### DIRECTION
Write out all of the entries exactly, please.

++++ RAW DATA

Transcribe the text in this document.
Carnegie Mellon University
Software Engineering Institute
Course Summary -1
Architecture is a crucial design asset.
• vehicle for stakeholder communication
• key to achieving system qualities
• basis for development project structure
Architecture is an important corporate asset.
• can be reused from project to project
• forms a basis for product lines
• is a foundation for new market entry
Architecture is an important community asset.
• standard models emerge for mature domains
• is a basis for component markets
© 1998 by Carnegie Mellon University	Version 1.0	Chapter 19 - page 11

++++++++

### RESPONSE TO THE TASK
Transcribe the text in this document.
Carnegie Mellon University
Software Engineering Institute
Course Summary -1
Architecture is a crucial design asset.
• vehicle for stakeholder communication
• key to achieving system qualities
• basis for development project structure
Architecture is an important corporate asset.
• can be reused from project to project
• forms a basis for product lines
• is a foundation for new market entry
Architecture is an important community asset.
• standard models emerge for mature domains
• is a basis for component markets
© 1998 by Carnegie Mellon University	Version 1.0	Chapter 19 - page 11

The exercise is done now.